*** MATERIAL PROVIDED ***

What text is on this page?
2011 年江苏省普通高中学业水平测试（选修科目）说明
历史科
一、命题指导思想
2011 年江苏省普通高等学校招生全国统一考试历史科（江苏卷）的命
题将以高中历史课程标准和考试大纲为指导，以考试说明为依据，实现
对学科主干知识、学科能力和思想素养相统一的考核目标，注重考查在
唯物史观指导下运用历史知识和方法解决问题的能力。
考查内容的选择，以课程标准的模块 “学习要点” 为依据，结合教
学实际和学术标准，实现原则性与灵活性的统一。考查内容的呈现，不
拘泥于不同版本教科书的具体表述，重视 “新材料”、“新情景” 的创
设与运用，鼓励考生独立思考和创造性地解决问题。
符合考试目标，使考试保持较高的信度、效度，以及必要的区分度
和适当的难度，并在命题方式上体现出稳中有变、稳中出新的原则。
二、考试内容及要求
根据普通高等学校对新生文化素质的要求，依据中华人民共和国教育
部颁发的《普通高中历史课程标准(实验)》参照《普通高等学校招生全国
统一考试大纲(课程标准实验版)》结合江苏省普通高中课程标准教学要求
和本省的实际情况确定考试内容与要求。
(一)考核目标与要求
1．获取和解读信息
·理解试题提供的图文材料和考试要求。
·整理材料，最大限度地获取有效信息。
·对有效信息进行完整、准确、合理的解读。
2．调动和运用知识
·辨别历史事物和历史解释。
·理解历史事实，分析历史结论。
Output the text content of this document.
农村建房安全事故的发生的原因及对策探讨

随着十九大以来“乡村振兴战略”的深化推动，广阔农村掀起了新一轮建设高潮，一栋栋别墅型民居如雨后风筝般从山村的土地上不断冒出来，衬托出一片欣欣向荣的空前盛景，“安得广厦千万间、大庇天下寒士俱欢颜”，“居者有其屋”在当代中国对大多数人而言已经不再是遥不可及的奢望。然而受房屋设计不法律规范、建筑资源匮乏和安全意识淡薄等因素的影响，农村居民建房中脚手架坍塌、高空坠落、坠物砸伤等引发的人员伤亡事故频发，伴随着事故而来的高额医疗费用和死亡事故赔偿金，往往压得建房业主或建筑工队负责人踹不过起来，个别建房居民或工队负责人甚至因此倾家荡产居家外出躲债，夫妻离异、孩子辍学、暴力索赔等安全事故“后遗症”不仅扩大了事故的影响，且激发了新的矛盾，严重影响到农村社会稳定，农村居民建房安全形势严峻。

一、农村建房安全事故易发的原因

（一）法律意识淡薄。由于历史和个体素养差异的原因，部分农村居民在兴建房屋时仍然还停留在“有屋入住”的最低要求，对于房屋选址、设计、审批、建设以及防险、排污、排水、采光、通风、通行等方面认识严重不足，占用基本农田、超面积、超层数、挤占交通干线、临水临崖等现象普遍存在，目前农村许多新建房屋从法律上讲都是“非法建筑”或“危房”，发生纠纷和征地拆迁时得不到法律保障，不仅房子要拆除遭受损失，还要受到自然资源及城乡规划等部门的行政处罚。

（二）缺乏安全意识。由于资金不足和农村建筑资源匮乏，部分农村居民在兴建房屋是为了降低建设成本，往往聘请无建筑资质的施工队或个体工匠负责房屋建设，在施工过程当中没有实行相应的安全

***

**WORK TO COMPLETE**
Among the entries, how many lines contain the string "text"? Give the number without anything else.

**OUTPUT OF THE EXERCISE**
2